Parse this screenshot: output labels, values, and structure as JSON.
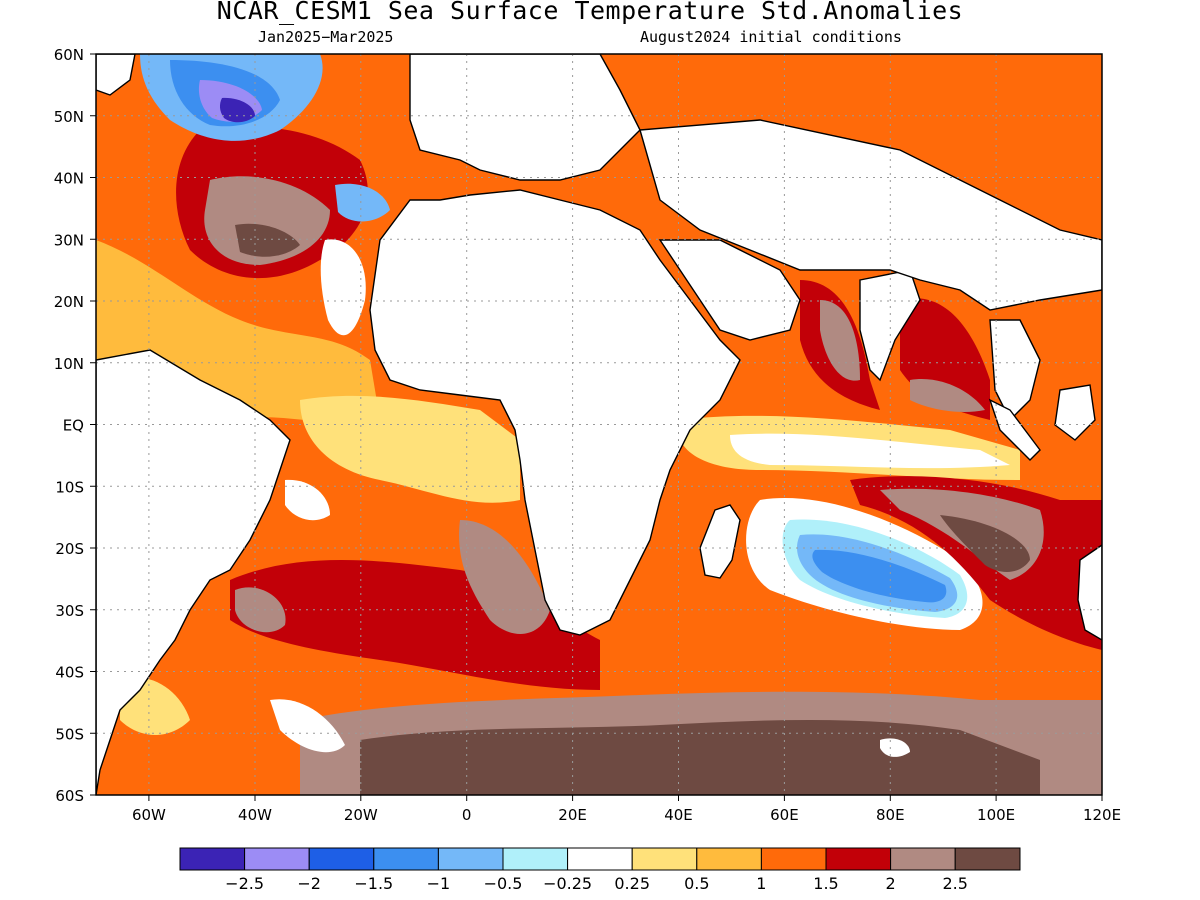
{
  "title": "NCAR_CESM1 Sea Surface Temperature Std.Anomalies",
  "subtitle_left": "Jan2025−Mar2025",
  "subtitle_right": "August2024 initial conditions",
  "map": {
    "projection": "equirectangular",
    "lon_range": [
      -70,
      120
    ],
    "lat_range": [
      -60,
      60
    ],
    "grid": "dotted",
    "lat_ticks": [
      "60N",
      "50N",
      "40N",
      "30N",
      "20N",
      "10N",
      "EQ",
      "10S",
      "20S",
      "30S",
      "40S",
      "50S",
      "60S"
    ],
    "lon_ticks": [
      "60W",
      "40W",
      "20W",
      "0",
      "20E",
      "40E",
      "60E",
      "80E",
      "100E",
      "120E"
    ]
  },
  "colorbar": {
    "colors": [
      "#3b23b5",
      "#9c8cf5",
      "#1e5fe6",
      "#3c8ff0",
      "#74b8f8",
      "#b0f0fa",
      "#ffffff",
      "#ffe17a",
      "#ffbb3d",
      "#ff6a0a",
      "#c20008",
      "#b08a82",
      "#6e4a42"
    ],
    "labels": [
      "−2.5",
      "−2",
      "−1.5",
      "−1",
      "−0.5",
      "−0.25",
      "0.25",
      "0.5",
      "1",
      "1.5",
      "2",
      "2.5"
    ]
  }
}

---

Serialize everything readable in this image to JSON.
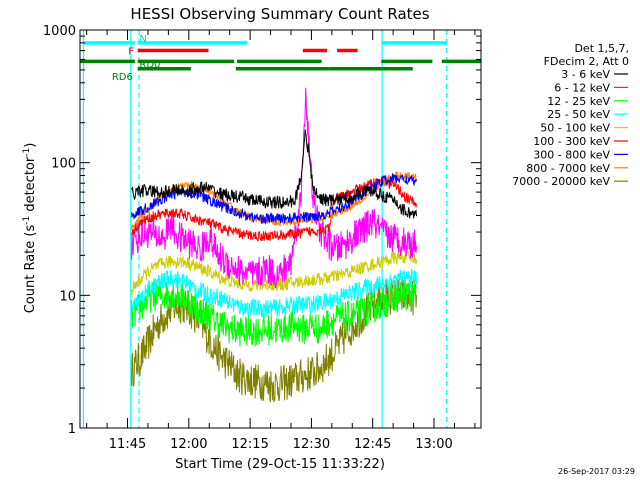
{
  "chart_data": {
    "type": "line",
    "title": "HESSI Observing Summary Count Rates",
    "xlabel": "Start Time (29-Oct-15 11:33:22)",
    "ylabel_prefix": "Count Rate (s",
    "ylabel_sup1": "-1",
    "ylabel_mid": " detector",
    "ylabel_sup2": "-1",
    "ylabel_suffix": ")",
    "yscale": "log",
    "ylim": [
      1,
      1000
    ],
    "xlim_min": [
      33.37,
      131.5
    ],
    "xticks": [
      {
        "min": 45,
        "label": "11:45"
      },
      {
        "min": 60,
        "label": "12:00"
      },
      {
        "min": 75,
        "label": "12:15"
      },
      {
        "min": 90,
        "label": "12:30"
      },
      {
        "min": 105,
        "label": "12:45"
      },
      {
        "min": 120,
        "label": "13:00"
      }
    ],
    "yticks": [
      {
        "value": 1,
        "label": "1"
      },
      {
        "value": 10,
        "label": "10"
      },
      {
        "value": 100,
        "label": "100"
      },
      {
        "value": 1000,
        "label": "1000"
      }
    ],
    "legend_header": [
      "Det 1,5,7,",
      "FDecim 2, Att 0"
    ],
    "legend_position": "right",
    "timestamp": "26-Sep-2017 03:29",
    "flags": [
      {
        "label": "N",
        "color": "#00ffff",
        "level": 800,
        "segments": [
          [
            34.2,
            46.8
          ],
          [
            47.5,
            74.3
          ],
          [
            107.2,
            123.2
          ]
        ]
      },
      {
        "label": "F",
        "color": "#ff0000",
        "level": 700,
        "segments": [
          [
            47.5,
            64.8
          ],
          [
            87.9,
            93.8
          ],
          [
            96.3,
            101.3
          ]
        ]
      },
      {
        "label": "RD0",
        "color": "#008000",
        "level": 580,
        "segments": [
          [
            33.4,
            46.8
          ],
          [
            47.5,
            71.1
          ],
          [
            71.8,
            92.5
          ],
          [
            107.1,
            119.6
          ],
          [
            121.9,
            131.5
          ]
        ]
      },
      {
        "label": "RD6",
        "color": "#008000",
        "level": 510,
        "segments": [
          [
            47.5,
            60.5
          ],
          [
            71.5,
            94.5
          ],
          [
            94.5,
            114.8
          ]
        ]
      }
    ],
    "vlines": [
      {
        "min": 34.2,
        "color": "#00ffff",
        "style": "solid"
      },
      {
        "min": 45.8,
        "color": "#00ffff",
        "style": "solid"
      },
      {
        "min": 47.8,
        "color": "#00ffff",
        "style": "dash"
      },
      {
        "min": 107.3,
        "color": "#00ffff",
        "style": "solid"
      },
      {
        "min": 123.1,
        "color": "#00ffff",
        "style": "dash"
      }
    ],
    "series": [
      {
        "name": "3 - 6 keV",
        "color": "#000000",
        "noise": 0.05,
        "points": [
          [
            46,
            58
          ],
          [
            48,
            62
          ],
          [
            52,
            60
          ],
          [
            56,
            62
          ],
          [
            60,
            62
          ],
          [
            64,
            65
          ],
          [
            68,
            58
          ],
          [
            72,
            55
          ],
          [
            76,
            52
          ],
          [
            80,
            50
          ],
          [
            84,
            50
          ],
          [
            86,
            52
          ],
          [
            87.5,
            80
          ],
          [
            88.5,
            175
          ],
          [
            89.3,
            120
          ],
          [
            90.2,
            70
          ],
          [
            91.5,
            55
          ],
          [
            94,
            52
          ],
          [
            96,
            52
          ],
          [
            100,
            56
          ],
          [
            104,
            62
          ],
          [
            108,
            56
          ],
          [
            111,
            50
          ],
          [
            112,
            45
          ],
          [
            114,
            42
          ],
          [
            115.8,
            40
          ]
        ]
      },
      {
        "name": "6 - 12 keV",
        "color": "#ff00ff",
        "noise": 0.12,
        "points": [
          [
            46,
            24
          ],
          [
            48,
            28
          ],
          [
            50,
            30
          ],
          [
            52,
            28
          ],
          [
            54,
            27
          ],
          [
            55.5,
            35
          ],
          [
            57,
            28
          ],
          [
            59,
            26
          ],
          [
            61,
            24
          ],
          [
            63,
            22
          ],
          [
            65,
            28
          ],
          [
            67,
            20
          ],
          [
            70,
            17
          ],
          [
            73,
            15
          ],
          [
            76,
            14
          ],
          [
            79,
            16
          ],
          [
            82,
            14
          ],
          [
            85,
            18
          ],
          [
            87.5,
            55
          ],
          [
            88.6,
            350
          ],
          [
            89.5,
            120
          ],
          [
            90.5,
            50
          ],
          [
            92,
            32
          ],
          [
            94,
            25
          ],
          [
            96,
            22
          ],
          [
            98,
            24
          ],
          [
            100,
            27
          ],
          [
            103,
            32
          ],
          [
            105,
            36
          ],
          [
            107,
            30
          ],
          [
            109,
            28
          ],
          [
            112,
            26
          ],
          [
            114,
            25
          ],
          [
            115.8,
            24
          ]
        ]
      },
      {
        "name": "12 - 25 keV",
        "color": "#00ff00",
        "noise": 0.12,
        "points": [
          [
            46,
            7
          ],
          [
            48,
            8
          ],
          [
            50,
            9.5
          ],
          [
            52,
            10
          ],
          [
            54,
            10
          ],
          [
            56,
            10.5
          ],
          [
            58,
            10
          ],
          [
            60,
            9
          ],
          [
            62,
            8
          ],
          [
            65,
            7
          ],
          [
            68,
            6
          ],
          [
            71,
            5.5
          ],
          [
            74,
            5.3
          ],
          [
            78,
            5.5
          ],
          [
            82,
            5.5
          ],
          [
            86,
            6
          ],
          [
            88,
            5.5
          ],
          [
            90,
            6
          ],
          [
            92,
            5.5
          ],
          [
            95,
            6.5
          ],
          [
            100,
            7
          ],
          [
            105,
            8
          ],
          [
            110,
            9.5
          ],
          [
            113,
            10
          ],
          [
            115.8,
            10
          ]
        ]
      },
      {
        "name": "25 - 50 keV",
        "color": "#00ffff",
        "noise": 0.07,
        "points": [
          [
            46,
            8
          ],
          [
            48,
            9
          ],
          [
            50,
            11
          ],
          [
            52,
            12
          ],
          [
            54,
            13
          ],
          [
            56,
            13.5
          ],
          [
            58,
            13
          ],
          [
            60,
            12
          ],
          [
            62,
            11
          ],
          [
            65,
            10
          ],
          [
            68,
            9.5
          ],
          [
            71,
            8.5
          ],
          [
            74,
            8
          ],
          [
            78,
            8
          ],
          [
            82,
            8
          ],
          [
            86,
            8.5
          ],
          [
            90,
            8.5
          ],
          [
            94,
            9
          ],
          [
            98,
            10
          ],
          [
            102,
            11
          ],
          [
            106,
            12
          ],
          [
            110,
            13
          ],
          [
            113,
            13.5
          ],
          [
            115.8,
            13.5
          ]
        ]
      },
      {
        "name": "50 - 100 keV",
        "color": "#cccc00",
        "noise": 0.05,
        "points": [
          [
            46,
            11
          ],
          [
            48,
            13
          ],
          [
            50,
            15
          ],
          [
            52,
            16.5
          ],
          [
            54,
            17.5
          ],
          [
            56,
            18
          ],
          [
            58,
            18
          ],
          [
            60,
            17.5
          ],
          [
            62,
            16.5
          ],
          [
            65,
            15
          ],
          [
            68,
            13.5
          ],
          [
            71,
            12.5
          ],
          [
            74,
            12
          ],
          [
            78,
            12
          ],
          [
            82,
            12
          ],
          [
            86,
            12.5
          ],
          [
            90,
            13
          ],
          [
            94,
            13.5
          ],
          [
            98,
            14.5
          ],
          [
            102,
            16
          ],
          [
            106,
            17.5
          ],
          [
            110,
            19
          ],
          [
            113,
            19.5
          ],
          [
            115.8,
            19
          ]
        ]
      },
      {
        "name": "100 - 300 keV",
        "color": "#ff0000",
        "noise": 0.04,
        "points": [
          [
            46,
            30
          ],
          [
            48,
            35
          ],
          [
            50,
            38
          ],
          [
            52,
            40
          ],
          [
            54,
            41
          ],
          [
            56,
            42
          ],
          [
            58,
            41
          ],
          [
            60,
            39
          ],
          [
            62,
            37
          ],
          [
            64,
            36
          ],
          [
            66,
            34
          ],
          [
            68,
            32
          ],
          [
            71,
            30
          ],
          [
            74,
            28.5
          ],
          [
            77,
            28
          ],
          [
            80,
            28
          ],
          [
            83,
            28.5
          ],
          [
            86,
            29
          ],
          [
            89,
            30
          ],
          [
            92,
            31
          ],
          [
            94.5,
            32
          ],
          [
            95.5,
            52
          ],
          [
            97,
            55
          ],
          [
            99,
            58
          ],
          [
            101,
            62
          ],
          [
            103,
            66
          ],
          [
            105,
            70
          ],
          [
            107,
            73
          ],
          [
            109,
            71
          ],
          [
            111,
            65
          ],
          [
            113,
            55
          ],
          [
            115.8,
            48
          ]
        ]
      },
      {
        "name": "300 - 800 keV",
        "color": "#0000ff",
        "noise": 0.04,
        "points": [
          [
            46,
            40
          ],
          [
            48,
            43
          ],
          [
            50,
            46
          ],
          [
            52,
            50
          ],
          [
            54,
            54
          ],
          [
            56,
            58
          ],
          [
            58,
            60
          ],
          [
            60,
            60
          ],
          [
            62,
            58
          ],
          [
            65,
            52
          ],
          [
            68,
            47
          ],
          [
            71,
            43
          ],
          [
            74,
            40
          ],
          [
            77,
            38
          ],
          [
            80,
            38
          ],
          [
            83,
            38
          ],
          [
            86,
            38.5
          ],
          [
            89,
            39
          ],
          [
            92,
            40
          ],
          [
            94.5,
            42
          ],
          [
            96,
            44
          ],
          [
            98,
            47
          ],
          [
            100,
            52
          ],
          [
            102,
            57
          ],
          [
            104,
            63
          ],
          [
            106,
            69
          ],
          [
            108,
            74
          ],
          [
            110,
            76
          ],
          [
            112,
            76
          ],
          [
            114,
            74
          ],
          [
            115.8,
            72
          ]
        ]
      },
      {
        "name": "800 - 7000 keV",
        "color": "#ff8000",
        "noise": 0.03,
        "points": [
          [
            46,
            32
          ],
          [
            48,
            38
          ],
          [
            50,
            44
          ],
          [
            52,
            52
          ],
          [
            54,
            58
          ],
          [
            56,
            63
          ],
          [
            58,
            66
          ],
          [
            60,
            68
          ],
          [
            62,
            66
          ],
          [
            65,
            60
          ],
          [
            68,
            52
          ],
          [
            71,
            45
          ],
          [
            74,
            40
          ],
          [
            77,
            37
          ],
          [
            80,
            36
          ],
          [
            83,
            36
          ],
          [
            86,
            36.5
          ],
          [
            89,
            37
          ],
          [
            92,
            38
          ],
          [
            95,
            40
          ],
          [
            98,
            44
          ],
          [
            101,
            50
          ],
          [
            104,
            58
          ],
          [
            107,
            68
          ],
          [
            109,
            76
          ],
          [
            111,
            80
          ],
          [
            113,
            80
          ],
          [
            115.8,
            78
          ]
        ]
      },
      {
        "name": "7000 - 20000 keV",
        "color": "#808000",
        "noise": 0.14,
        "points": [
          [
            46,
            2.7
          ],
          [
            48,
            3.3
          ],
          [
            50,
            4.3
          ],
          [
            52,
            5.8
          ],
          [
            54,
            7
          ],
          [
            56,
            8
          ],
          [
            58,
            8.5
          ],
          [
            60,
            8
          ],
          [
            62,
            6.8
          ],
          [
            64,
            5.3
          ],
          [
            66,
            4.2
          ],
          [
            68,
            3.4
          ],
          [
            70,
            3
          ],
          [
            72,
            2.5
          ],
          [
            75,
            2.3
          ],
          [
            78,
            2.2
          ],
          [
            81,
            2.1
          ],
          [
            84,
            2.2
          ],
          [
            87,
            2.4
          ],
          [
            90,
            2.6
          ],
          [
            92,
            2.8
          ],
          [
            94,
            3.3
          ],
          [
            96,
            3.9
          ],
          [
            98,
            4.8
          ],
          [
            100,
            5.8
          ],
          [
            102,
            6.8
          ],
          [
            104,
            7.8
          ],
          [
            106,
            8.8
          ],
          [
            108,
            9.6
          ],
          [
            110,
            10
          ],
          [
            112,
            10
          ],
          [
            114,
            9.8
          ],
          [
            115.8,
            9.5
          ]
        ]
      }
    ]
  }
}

---

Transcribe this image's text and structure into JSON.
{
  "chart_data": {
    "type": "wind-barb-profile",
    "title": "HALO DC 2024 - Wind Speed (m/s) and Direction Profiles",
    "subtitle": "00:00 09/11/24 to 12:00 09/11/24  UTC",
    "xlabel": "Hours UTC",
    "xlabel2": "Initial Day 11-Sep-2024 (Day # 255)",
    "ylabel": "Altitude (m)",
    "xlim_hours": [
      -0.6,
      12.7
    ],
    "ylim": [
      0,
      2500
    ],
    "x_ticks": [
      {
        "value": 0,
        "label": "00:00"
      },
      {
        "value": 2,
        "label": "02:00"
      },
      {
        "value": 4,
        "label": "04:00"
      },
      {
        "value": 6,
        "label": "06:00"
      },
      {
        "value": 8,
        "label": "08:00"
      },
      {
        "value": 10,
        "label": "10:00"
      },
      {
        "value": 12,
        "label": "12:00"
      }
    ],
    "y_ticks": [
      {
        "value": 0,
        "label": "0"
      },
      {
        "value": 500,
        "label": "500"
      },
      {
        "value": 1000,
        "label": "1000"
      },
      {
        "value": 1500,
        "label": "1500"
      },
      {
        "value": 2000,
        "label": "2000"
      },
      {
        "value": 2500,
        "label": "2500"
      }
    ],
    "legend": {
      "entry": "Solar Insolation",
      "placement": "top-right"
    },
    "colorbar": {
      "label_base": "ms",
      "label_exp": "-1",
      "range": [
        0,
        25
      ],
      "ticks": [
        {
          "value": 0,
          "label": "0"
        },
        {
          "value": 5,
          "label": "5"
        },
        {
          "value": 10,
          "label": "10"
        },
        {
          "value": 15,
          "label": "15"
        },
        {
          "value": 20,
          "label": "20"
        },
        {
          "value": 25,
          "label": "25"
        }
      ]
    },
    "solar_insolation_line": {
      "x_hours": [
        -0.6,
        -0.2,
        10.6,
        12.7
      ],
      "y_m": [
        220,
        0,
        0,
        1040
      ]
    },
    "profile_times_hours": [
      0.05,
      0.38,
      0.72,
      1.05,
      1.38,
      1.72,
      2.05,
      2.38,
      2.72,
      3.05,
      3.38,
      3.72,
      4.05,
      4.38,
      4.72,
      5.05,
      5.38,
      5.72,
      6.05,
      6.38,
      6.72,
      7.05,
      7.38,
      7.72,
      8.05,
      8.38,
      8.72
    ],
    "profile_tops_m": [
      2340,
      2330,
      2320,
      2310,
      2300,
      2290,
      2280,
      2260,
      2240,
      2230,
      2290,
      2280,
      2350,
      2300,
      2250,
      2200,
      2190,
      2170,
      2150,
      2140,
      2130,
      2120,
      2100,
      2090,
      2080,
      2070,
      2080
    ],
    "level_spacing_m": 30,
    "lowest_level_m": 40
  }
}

→ **Your task**:
The required output is the number of lines containing the word "this", and nothing besides.

→ **Expected output**:
3